### Dataset items
□ □ □
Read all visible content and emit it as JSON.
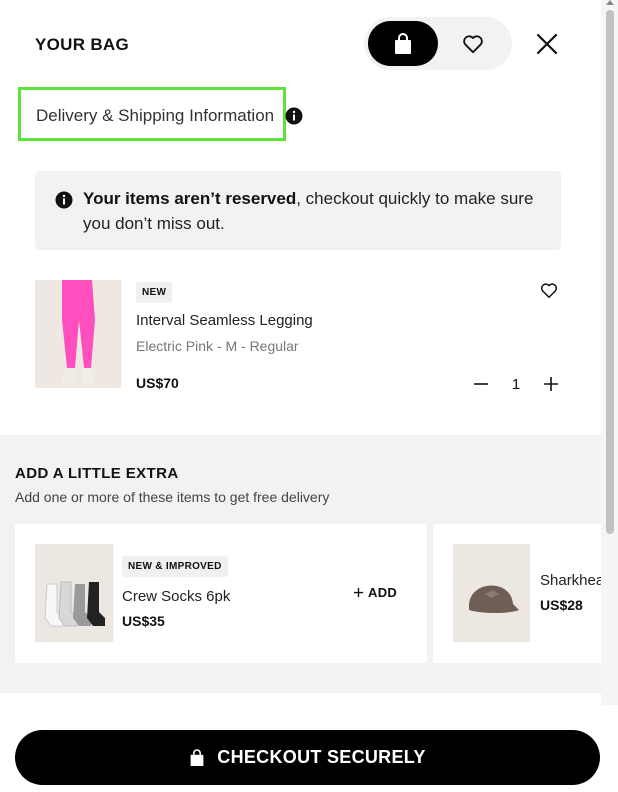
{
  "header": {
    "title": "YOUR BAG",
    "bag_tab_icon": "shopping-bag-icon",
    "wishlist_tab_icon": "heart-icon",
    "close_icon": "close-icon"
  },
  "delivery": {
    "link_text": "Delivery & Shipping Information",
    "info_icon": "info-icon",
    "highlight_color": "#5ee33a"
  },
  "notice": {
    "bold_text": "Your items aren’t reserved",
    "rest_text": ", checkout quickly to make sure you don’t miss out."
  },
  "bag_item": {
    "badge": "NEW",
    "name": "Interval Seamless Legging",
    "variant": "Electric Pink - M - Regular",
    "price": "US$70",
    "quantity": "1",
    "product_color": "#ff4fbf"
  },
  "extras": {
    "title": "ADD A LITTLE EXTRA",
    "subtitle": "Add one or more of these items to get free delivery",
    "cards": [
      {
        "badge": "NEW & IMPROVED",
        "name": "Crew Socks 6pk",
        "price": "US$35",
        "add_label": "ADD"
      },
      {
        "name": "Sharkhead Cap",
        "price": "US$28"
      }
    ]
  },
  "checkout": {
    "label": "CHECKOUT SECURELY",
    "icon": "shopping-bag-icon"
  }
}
□ □ □
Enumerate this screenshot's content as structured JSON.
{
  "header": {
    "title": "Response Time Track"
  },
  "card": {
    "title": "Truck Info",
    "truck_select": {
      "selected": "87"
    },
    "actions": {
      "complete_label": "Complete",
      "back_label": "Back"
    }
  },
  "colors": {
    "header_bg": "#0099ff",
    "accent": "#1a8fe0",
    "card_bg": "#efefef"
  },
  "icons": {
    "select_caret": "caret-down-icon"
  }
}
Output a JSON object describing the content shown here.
□ □ □
### YOUR TASK
Repeat exactly the lines from the one that contains "Enumerate this screenshot's" through the one that contains "Output a JSON", and only those.

### RESPONSE BELOW
Enumerate this screenshot's content as structured JSON.
{
  "header": {
    "title": "Response Time Track"
  },
  "card": {
    "title": "Truck Info",
    "truck_select": {
      "selected": "87"
    },
    "actions": {
      "complete_label": "Complete",
      "back_label": "Back"
    }
  },
  "colors": {
    "header_bg": "#0099ff",
    "accent": "#1a8fe0",
    "card_bg": "#efefef"
  },
  "icons": {
    "select_caret": "caret-down-icon"
  }
}
Output a JSON object describing the content shown here.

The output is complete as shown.